#### AUFGABEN
A – Stimmen die folgenden Aussagen mit dem Textauszug über die Krabbenfischer überein? Antworte jeweils mit Ja oder Nein und zitiere die Worte des Textes, die darüber entscheiden.
(i) Uwe Stelling fährt seit 30 Jahren mit seinem Kutter die Küste zwischen Weser und Elbe entlang.
(ii) Stelling meldet sich bei der Revierzentrale in Cuxhaven auf Plattdeutsch.
(iii) Die Erzeugergemeinschaft Weser-Ems ist ein Zusammenschluss von 50 Krabbenfischern.
B – Führe den Textauszug über die Krabbenfischer und den Funkverkehr an der Küste nach seinem letzten Satz fort.

#### TEXTAUSZUG
===============

Die Globalisierung kennt kein Pardon vor den Krabbenfischern: Die Schifffahrtsdirektion will Englisch zum Standard im Funkverkehr machen. „Sowas können sich nur Schreibtisch-Täter ausdenken“

Krabbenfischer Stelling ist ziemlich perplex. Englisch? Mutt dat sin?

Für Krabbenfischer Uwe Stelling (52) ist die Welt nicht mehr in Ordnung. Seit 30 Jahren schippert er auf der Jagd nach Schalentieren mit seinem Kutter die Küste zwischen Weser und Elbe entlang – ein vielbefahrenes, aber ergiebiges Fanggebiet. Will er die Schifffahrtsrinne kreuzen oder gar im Fahrwasser fischen, funkt der Platt-Snacker die Revierzentrale in Cuxhaven an – auf Hochdeutsch natürlich: „Das klappt wunderbar.“

Jetzt aber schlägt die Wasser- und Schifffahrtsdirektion (WSD) in Aurich vor, sich „internationalen Standards anzugleichen“ und Englisch zur Standardsprache im Küsten-Funkverkehr zu erklären. „Eine einheitliche Sprache macht den Verkehrsablauf sicherer“, wirbt Nautiker Bernhard Litmeyer. Krabbenfischer Stelling, der in seiner Schulzeit ganze zwei Jahre Fremdsprachenunterricht hatte, ist ziemlich perplex. Krabbenpulen kann er prima – aber Englisch? Mutt dat sin? Stelling: „Kann ich nicht.“

Äußerst reserviert steht dem Vorschlag aus Aurich auch der Sprecher der Erzeugergemeinschaft Weser-Ems gegenüber, dem Zusammenschluss der 38 Krabbenfischer in der Gegend. Denn per UKW-Funk informiere die Revierzentrale nicht nur regelmäßig über Tidenstände, Windrichtung, Langsamfahrstrecken und Sperrungen, sondern auch über mögliche Hindernisse.

===============

#### BEREITGESTELLTES MATERIAL
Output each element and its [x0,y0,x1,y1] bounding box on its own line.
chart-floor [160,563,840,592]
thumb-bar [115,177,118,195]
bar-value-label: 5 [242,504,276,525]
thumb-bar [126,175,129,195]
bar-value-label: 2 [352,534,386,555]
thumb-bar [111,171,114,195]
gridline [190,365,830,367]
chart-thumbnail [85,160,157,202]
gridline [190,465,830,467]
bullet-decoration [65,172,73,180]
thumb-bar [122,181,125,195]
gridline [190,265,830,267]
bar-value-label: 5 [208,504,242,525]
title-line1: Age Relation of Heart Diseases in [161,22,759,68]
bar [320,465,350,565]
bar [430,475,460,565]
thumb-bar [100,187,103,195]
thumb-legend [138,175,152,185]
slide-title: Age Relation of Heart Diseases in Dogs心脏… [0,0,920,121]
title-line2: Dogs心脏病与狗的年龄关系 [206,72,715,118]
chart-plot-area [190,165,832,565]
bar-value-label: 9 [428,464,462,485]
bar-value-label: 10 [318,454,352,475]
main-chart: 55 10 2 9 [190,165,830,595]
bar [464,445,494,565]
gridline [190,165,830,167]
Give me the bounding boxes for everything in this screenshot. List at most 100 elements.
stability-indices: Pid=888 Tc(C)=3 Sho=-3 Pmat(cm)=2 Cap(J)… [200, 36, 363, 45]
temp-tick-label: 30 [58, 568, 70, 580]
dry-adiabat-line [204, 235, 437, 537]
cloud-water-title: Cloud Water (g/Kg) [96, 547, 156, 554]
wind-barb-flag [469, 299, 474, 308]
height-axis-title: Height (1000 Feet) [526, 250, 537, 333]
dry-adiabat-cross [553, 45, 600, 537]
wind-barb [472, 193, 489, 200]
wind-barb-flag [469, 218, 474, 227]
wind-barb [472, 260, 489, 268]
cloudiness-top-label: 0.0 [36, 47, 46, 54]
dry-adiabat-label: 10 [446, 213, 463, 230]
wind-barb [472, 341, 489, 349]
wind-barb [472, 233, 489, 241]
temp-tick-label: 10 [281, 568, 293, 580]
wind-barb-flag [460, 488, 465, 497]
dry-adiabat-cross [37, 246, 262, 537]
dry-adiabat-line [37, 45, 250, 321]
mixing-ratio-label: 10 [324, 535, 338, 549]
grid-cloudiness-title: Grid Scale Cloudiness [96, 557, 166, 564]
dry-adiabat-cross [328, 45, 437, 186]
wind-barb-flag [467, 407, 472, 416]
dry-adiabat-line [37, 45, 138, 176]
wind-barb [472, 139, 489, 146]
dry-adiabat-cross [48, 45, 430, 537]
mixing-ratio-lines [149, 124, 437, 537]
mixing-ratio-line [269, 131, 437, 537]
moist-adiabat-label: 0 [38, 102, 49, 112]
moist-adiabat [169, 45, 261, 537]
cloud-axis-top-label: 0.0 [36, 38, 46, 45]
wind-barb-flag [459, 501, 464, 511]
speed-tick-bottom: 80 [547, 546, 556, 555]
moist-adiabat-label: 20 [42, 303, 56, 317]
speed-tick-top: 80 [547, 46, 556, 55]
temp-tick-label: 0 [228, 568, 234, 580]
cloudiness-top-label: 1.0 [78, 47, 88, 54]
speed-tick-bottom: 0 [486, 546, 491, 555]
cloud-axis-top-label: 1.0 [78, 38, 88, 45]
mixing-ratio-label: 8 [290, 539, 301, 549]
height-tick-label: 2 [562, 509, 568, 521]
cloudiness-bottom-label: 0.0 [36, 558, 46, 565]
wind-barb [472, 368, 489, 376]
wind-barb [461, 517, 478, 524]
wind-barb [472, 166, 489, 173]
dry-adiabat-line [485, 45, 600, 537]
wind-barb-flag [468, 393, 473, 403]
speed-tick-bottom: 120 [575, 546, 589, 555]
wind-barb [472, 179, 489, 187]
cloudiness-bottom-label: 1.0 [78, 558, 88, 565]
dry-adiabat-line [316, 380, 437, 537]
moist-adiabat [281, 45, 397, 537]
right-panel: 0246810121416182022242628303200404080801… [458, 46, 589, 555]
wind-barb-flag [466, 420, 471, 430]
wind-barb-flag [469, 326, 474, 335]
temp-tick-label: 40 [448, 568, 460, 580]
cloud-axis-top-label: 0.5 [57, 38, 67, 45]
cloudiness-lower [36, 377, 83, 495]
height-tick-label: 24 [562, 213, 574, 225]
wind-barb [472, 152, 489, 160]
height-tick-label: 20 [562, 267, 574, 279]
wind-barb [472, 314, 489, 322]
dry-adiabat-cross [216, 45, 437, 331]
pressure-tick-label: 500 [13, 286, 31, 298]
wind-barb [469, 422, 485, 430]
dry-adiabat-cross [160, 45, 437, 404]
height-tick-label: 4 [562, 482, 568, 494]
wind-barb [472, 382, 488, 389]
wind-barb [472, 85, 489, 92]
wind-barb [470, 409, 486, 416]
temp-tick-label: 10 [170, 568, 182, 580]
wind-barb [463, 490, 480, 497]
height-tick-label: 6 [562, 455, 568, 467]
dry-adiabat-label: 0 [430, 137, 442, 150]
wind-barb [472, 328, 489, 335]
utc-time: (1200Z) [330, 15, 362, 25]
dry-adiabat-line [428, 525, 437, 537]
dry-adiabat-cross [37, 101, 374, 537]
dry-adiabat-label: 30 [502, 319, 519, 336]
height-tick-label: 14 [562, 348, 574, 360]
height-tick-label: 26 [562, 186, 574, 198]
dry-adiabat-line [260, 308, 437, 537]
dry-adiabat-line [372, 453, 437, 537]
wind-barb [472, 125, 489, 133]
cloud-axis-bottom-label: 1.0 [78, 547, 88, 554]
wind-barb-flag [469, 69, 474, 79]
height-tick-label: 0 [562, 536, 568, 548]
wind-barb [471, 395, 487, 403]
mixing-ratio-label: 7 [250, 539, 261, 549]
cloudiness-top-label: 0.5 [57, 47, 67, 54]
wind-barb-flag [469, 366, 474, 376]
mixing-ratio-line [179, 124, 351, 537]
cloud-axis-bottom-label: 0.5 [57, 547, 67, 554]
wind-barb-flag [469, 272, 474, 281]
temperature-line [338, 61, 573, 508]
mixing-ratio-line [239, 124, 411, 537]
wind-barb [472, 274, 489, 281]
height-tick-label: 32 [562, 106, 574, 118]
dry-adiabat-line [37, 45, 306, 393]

===============

#### LÖSUNGEN
A –
(i) Ja: „Seit 30 Jahren schippert er auf der Jagd nach Schalentieren mit seinem Kutter die Küste zwischen Weser und Elbe entlang“
(ii) Nein: „auf Hochdeutsch natürlich“
(iii) Nein: „dem Zusammenschluss der 38 Krabbenfischer in der Gegend“

B –
Bei Nebel und beim Kreuzen der Fahrrinne gebe die mit Radar ausgestattete Funkzentrale sogar ganz präzise Fahranweisungen. Dirk Huck weiß, dass Fischer Stelling nicht der einzige ist, der nicht so gut talken kann: „Wenn einer die Anweisungen nicht versteht, geht das bestimmt in die Hose.“

Ausgelöst hat den Streit um die sogenannte „Reviersprache“ die Internationale Seeschifffahrtsorganisation (IMO). Die hatte vor einem Jahr ihren Mitgliedsländern empfohlen, im Funk-Verkehr zwischen den Leitstellen an Land und den Schiffen auf See nur noch ein aus 2.500 englischen Phrasen bestehendes Standard-Vokabular zu benutzen. Nach dem Willen von Litmeyer und seinen Kollegen sollen die Verkehrszentralen dabei „mit gutem Beispiel vorangehen“. Beim Bundesverkehrsministerium hat die WSD bereits beantragt, die Seeschifffahrtsstraßenverordnung, die bislang Deutsch als Reviersprache festlegt, zu ändern – „eine abartige Idee“, wie Wachleiter Alfred Rabin aus der Revierzentrale Bremerhaven findet: „Da sitzen irgendwelche Leute ohne Praxis am grünen Tisch und denken sich sowas aus.“

Nautiker Litmeyer schießt zurück. Die WSD habe alle betroffenen Verbände zu einer Anhörung eingeladen. Die vehementen Kritiker der Sprach-Reform, Fischer und Sportbootvereine, seien jedoch nicht erschienen. Litmeyer versteht die ganze Aufregung nicht. Schließlich würden die Wachmeister in den Revierzentralen bereits heute auf Anforderung Englisch reden – etwa mit ausländischen Schiffen. „Probeweise“ habe man zudem bereits vor zwei Jahren die stündlichen Lagemeldungen umgestellt: Die rauschen seither erst auf Englisch und dann auf Deutsch über den Äther – und zwar problemlos.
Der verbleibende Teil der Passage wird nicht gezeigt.